§ Task description
Extract each record and reproduce it exactly.

═══ Source records ═══

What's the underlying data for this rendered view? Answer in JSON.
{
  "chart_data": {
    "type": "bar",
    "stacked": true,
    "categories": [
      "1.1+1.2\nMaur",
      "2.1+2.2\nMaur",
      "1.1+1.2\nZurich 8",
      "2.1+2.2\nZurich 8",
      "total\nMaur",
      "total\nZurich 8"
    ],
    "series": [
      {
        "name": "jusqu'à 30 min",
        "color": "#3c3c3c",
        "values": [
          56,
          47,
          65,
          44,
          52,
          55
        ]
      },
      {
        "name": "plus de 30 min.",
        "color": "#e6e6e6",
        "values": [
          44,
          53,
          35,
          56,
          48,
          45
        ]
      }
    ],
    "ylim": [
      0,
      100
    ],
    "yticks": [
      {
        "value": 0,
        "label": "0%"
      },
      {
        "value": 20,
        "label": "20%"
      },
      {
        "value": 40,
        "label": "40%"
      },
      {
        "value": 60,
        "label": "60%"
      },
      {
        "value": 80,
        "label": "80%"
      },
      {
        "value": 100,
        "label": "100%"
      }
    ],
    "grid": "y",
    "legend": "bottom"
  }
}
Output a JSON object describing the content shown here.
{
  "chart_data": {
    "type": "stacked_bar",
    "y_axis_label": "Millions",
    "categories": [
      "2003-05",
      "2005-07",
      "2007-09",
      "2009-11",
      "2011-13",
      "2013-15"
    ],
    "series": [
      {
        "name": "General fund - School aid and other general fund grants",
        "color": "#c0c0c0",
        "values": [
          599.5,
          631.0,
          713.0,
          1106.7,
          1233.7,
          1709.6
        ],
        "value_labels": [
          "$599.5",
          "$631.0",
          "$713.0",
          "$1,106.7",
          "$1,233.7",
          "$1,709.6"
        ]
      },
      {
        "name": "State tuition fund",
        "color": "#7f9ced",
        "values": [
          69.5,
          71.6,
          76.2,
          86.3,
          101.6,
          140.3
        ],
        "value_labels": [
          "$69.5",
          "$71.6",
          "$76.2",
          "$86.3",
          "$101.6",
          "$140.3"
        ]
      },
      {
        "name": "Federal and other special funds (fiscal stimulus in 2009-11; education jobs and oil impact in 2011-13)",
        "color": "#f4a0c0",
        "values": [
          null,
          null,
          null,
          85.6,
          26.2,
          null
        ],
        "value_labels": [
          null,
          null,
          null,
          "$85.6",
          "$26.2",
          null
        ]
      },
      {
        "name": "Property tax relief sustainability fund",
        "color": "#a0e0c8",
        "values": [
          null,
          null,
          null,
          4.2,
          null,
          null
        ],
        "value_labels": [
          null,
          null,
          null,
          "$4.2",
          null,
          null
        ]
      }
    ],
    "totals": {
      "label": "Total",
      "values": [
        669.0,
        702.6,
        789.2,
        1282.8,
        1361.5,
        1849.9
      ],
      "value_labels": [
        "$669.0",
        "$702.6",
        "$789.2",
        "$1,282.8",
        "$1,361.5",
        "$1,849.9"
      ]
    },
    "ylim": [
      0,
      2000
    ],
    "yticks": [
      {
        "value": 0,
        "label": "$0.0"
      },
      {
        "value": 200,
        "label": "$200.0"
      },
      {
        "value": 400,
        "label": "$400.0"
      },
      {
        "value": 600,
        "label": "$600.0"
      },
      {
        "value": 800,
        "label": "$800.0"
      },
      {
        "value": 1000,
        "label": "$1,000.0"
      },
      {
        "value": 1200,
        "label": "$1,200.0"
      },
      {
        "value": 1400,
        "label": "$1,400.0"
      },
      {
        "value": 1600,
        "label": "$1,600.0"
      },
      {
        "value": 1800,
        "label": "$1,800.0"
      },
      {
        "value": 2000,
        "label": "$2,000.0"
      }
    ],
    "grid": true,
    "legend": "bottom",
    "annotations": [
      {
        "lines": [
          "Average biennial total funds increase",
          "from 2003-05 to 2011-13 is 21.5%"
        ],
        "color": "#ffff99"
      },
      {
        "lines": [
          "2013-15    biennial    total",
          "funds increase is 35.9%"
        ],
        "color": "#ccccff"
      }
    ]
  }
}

═══

§ Final result
What's the underlying data for this rendered view? Answer in JSON.
{
  "chart_data": {
    "type": "bar",
    "stacked": true,
    "categories": [
      "1.1+1.2\nMaur",
      "2.1+2.2\nMaur",
      "1.1+1.2\nZurich 8",
      "2.1+2.2\nZurich 8",
      "total\nMaur",
      "total\nZurich 8"
    ],
    "series": [
      {
        "name": "jusqu'à 30 min",
        "color": "#3c3c3c",
        "values": [
          56,
          47,
          65,
          44,
          52,
          55
        ]
      },
      {
        "name": "plus de 30 min.",
        "color": "#e6e6e6",
        "values": [
          44,
          53,
          35,
          56,
          48,
          45
        ]
      }
    ],
    "ylim": [
      0,
      100
    ],
    "yticks": [
      {
        "value": 0,
        "label": "0%"
      },
      {
        "value": 20,
        "label": "20%"
      },
      {
        "value": 40,
        "label": "40%"
      },
      {
        "value": 60,
        "label": "60%"
      },
      {
        "value": 80,
        "label": "80%"
      },
      {
        "value": 100,
        "label": "100%"
      }
    ],
    "grid": "y",
    "legend": "bottom"
  }
}
Output a JSON object describing the content shown here.
{
  "chart_data": {
    "type": "stacked_bar",
    "y_axis_label": "Millions",
    "categories": [
      "2003-05",
      "2005-07",
      "2007-09",
      "2009-11",
      "2011-13",
      "2013-15"
    ],
    "series": [
      {
        "name": "General fund - School aid and other general fund grants",
        "color": "#c0c0c0",
        "values": [
          599.5,
          631.0,
          713.0,
          1106.7,
          1233.7,
          1709.6
        ],
        "value_labels": [
          "$599.5",
          "$631.0",
          "$713.0",
          "$1,106.7",
          "$1,233.7",
          "$1,709.6"
        ]
      },
      {
        "name": "State tuition fund",
        "color": "#7f9ced",
        "values": [
          69.5,
          71.6,
          76.2,
          86.3,
          101.6,
          140.3
        ],
        "value_labels": [
          "$69.5",
          "$71.6",
          "$76.2",
          "$86.3",
          "$101.6",
          "$140.3"
        ]
      },
      {
        "name": "Federal and other special funds (fiscal stimulus in 2009-11; education jobs and oil impact in 2011-13)",
        "color": "#f4a0c0",
        "values": [
          null,
          null,
          null,
          85.6,
          26.2,
          null
        ],
        "value_labels": [
          null,
          null,
          null,
          "$85.6",
          "$26.2",
          null
        ]
      },
      {
        "name": "Property tax relief sustainability fund",
        "color": "#a0e0c8",
        "values": [
          null,
          null,
          null,
          4.2,
          null,
          null
        ],
        "value_labels": [
          null,
          null,
          null,
          "$4.2",
          null,
          null
        ]
      }
    ],
    "totals": {
      "label": "Total",
      "values": [
        669.0,
        702.6,
        789.2,
        1282.8,
        1361.5,
        1849.9
      ],
      "value_labels": [
        "$669.0",
        "$702.6",
        "$789.2",
        "$1,282.8",
        "$1,361.5",
        "$1,849.9"
      ]
    },
    "ylim": [
      0,
      2000
    ],
    "yticks": [
      {
        "value": 0,
        "label": "$0.0"
      },
      {
        "value": 200,
        "label": "$200.0"
      },
      {
        "value": 400,
        "label": "$400.0"
      },
      {
        "value": 600,
        "label": "$600.0"
      },
      {
        "value": 800,
        "label": "$800.0"
      },
      {
        "value": 1000,
        "label": "$1,000.0"
      },
      {
        "value": 1200,
        "label": "$1,200.0"
      },
      {
        "value": 1400,
        "label": "$1,400.0"
      },
      {
        "value": 1600,
        "label": "$1,600.0"
      },
      {
        "value": 1800,
        "label": "$1,800.0"
      },
      {
        "value": 2000,
        "label": "$2,000.0"
      }
    ],
    "grid": true,
    "legend": "bottom",
    "annotations": [
      {
        "lines": [
          "Average biennial total funds increase",
          "from 2003-05 to 2011-13 is 21.5%"
        ],
        "color": "#ffff99"
      },
      {
        "lines": [
          "2013-15    biennial    total",
          "funds increase is 35.9%"
        ],
        "color": "#ccccff"
      }
    ]
  }
}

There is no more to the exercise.